**Description of the task:** Go through the records and extract every line with the word "true".

**Records supplied:**
——————————
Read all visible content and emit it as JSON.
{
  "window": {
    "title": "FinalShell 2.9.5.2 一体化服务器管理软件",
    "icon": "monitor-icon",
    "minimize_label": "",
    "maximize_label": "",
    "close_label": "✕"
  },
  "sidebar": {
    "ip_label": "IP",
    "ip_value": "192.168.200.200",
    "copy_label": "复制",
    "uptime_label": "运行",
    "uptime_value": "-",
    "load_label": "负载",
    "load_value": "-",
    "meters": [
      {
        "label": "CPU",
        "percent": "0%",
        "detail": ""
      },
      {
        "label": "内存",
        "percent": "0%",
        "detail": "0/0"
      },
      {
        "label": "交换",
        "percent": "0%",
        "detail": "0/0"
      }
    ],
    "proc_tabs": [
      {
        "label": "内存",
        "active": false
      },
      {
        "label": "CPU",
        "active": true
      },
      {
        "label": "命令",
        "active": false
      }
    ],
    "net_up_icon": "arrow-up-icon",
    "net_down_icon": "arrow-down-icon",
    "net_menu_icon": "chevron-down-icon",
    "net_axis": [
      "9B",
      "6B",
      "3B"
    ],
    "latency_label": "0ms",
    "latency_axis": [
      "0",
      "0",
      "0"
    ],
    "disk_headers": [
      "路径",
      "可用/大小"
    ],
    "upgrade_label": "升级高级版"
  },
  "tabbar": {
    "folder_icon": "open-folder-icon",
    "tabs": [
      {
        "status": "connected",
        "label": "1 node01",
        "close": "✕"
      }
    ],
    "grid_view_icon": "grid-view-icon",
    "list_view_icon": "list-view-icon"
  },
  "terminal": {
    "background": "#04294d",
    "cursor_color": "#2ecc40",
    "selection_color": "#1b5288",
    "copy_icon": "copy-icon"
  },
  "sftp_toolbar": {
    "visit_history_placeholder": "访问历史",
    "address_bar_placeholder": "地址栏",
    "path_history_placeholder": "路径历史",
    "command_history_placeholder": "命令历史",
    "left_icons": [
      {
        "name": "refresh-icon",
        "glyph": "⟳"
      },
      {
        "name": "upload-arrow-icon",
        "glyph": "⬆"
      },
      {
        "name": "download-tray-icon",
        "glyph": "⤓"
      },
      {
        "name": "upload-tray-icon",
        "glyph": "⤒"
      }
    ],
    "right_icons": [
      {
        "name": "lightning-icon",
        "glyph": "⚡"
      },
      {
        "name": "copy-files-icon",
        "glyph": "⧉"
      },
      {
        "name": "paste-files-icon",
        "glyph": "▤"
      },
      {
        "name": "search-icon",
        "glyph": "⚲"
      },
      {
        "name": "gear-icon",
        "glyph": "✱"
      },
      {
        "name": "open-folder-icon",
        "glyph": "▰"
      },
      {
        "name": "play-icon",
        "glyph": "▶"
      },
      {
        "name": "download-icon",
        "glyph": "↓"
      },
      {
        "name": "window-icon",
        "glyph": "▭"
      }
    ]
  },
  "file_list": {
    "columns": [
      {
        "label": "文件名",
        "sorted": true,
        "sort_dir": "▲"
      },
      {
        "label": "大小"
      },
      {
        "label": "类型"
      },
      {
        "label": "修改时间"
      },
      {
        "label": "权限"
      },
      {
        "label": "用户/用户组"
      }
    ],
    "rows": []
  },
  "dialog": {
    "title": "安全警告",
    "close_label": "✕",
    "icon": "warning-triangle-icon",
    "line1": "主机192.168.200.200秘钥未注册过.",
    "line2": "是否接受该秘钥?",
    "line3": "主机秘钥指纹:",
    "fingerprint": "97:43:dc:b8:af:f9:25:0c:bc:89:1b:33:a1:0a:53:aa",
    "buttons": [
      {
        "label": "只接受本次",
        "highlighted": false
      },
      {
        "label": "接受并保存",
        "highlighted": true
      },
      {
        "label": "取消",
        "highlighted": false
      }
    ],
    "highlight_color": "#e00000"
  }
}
——————————
**Answer to the exercise:**
        "active": true
        "sorted": true,
        "highlighted": true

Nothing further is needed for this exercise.